Provided records:

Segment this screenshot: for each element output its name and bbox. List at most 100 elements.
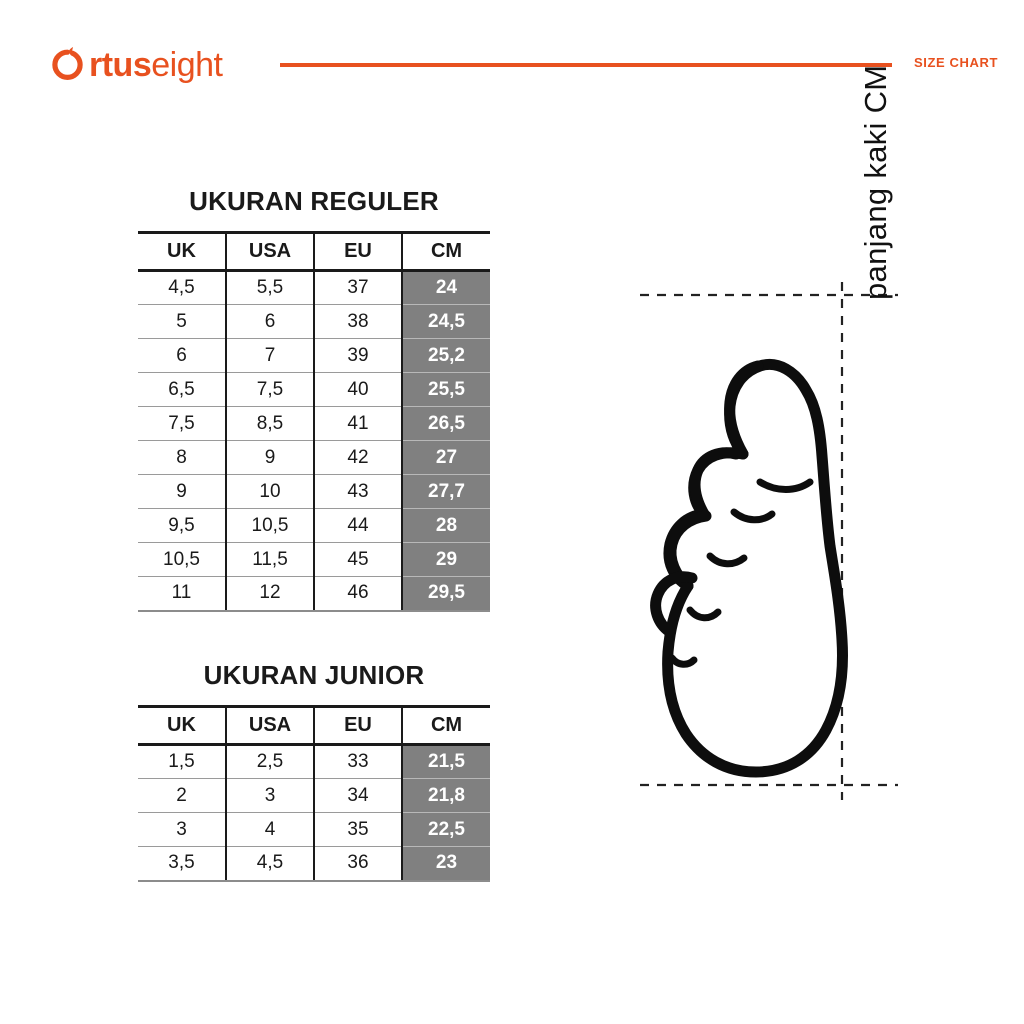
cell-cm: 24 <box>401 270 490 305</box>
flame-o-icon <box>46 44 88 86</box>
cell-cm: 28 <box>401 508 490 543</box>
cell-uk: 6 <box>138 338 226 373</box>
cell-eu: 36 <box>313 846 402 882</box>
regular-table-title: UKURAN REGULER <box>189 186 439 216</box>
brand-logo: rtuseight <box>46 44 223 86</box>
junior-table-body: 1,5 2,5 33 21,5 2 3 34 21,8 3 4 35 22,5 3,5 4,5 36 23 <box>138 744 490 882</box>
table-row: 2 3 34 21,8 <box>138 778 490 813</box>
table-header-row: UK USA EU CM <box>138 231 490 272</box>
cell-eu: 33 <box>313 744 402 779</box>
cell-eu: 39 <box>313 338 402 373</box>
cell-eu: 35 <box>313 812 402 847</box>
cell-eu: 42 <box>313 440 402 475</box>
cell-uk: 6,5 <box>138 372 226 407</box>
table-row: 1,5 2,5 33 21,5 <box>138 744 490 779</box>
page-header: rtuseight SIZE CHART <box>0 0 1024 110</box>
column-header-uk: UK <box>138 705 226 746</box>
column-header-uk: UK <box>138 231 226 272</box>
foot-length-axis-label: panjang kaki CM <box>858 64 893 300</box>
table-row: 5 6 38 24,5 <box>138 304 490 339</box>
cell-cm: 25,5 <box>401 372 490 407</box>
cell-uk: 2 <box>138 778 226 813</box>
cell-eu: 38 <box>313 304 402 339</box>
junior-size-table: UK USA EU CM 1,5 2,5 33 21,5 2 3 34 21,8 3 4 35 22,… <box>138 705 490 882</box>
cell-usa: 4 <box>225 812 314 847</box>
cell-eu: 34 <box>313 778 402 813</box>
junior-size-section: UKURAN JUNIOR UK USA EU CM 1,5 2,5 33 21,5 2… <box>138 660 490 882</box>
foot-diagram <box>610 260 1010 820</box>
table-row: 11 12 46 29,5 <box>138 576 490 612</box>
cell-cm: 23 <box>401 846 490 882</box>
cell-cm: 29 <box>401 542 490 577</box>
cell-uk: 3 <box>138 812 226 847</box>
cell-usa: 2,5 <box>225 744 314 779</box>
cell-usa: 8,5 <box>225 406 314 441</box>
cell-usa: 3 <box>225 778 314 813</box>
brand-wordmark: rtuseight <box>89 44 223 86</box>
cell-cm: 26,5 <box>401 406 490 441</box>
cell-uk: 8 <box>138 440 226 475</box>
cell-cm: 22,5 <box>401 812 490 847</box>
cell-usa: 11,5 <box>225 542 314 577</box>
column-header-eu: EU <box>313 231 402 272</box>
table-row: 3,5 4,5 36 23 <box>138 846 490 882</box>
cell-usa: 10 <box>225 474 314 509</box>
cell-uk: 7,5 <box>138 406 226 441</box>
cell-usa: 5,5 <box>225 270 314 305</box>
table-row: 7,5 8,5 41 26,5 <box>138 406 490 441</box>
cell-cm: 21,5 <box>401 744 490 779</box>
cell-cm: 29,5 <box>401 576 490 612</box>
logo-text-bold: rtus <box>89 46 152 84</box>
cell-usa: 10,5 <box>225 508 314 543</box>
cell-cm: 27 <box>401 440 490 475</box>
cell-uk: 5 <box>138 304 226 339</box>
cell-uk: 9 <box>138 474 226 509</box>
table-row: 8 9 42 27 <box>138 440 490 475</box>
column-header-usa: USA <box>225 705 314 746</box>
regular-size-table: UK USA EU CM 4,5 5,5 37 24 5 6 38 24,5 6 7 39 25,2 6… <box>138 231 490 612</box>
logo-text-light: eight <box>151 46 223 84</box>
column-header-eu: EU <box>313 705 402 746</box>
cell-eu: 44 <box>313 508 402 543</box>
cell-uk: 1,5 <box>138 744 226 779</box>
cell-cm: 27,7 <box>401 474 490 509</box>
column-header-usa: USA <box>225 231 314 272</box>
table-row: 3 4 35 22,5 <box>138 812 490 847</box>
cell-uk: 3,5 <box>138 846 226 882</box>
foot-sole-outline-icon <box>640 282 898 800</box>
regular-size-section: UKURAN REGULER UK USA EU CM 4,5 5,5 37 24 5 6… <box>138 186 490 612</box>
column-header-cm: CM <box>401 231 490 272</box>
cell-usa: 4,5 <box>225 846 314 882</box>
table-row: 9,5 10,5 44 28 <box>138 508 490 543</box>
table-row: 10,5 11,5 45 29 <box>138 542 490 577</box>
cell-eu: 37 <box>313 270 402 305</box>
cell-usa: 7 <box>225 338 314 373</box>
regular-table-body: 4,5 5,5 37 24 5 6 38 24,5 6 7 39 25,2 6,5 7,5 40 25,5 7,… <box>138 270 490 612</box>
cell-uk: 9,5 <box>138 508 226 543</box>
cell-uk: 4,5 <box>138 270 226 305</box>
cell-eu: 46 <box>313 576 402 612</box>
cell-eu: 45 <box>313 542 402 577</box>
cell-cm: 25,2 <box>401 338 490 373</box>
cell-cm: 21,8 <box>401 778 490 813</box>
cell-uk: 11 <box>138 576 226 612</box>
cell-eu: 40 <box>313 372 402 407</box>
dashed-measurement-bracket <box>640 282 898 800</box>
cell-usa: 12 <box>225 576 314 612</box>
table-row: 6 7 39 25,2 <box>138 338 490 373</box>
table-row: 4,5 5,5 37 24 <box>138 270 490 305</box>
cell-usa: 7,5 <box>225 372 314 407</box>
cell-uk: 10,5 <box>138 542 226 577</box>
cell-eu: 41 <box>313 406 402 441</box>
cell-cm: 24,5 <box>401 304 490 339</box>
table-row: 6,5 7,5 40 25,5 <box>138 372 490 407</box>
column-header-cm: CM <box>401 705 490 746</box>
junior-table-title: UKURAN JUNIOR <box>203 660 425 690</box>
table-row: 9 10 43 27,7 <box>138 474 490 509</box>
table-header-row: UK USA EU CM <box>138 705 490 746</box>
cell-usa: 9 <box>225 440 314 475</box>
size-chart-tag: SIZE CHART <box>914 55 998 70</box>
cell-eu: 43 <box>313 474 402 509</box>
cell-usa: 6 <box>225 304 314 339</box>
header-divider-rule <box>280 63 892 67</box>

Exercise task:
Could you return every line of the material above exactly, leaving out the picture?

Solution to the exercise:
Segment this screenshot: for each element output its name and bbox. List at most 100 elements.
cell-cm: 24 <box>401 270 490 305</box>
flame-o-icon <box>46 44 88 86</box>
cell-cm: 28 <box>401 508 490 543</box>
cell-uk: 6 <box>138 338 226 373</box>
cell-eu: 36 <box>313 846 402 882</box>
regular-table-title: UKURAN REGULER <box>189 186 439 216</box>
brand-logo: rtuseight <box>46 44 223 86</box>
junior-table-body: 1,5 2,5 33 21,5 2 3 34 21,8 3 4 35 22,5 3,5 4,5 36 23 <box>138 744 490 882</box>
table-row: 2 3 34 21,8 <box>138 778 490 813</box>
table-header-row: UK USA EU CM <box>138 231 490 272</box>
cell-eu: 33 <box>313 744 402 779</box>
cell-eu: 39 <box>313 338 402 373</box>
cell-eu: 35 <box>313 812 402 847</box>
cell-eu: 42 <box>313 440 402 475</box>
cell-uk: 6,5 <box>138 372 226 407</box>
table-row: 1,5 2,5 33 21,5 <box>138 744 490 779</box>
page-header: rtuseight SIZE CHART <box>0 0 1024 110</box>
column-header-uk: UK <box>138 705 226 746</box>
column-header-uk: UK <box>138 231 226 272</box>
foot-length-axis-label: panjang kaki CM <box>858 64 893 300</box>
table-row: 5 6 38 24,5 <box>138 304 490 339</box>
cell-cm: 25,5 <box>401 372 490 407</box>
cell-uk: 2 <box>138 778 226 813</box>
cell-eu: 38 <box>313 304 402 339</box>
junior-size-table: UK USA EU CM 1,5 2,5 33 21,5 2 3 34 21,8 3 4 35 22,… <box>138 705 490 882</box>
cell-usa: 4 <box>225 812 314 847</box>
cell-eu: 34 <box>313 778 402 813</box>
junior-size-section: UKURAN JUNIOR UK USA EU CM 1,5 2,5 33 21,5 2… <box>138 660 490 882</box>
foot-diagram <box>610 260 1010 820</box>
table-row: 11 12 46 29,5 <box>138 576 490 612</box>
cell-cm: 23 <box>401 846 490 882</box>
cell-cm: 29 <box>401 542 490 577</box>
cell-uk: 3 <box>138 812 226 847</box>
cell-usa: 2,5 <box>225 744 314 779</box>
cell-usa: 8,5 <box>225 406 314 441</box>
cell-usa: 3 <box>225 778 314 813</box>
brand-wordmark: rtuseight <box>89 44 223 86</box>
cell-cm: 26,5 <box>401 406 490 441</box>
cell-uk: 8 <box>138 440 226 475</box>
cell-cm: 22,5 <box>401 812 490 847</box>
cell-usa: 11,5 <box>225 542 314 577</box>
column-header-eu: EU <box>313 231 402 272</box>
table-row: 3,5 4,5 36 23 <box>138 846 490 882</box>
cell-usa: 10 <box>225 474 314 509</box>
cell-uk: 7,5 <box>138 406 226 441</box>
cell-usa: 5,5 <box>225 270 314 305</box>
table-row: 7,5 8,5 41 26,5 <box>138 406 490 441</box>
cell-cm: 21,5 <box>401 744 490 779</box>
cell-cm: 29,5 <box>401 576 490 612</box>
logo-text-bold: rtus <box>89 46 152 84</box>
cell-usa: 10,5 <box>225 508 314 543</box>
cell-cm: 27 <box>401 440 490 475</box>
cell-uk: 5 <box>138 304 226 339</box>
cell-uk: 9 <box>138 474 226 509</box>
table-row: 8 9 42 27 <box>138 440 490 475</box>
column-header-usa: USA <box>225 705 314 746</box>
regular-size-table: UK USA EU CM 4,5 5,5 37 24 5 6 38 24,5 6 7 39 25,2 6… <box>138 231 490 612</box>
logo-text-light: eight <box>151 46 223 84</box>
column-header-eu: EU <box>313 705 402 746</box>
cell-eu: 44 <box>313 508 402 543</box>
cell-uk: 1,5 <box>138 744 226 779</box>
cell-cm: 27,7 <box>401 474 490 509</box>
column-header-usa: USA <box>225 231 314 272</box>
table-row: 3 4 35 22,5 <box>138 812 490 847</box>
cell-uk: 3,5 <box>138 846 226 882</box>
foot-sole-outline-icon <box>640 282 898 800</box>
regular-size-section: UKURAN REGULER UK USA EU CM 4,5 5,5 37 24 5 6… <box>138 186 490 612</box>
column-header-cm: CM <box>401 231 490 272</box>
cell-usa: 4,5 <box>225 846 314 882</box>
table-row: 9,5 10,5 44 28 <box>138 508 490 543</box>
table-row: 10,5 11,5 45 29 <box>138 542 490 577</box>
cell-eu: 37 <box>313 270 402 305</box>
cell-usa: 7 <box>225 338 314 373</box>
regular-table-body: 4,5 5,5 37 24 5 6 38 24,5 6 7 39 25,2 6,5 7,5 40 25,5 7,… <box>138 270 490 612</box>
cell-uk: 9,5 <box>138 508 226 543</box>
cell-uk: 4,5 <box>138 270 226 305</box>
cell-eu: 46 <box>313 576 402 612</box>
cell-eu: 45 <box>313 542 402 577</box>
cell-cm: 25,2 <box>401 338 490 373</box>
cell-cm: 21,8 <box>401 778 490 813</box>
cell-uk: 11 <box>138 576 226 612</box>
cell-eu: 40 <box>313 372 402 407</box>
dashed-measurement-bracket <box>640 282 898 800</box>
cell-usa: 12 <box>225 576 314 612</box>
table-row: 6 7 39 25,2 <box>138 338 490 373</box>
table-row: 4,5 5,5 37 24 <box>138 270 490 305</box>
cell-usa: 7,5 <box>225 372 314 407</box>
cell-uk: 10,5 <box>138 542 226 577</box>
cell-eu: 41 <box>313 406 402 441</box>
cell-cm: 24,5 <box>401 304 490 339</box>
table-row: 6,5 7,5 40 25,5 <box>138 372 490 407</box>
column-header-cm: CM <box>401 705 490 746</box>
junior-table-title: UKURAN JUNIOR <box>203 660 425 690</box>
table-row: 9 10 43 27,7 <box>138 474 490 509</box>
table-header-row: UK USA EU CM <box>138 705 490 746</box>
cell-usa: 9 <box>225 440 314 475</box>
size-chart-tag: SIZE CHART <box>914 55 998 70</box>
cell-eu: 43 <box>313 474 402 509</box>
cell-usa: 6 <box>225 304 314 339</box>
header-divider-rule <box>280 63 892 67</box>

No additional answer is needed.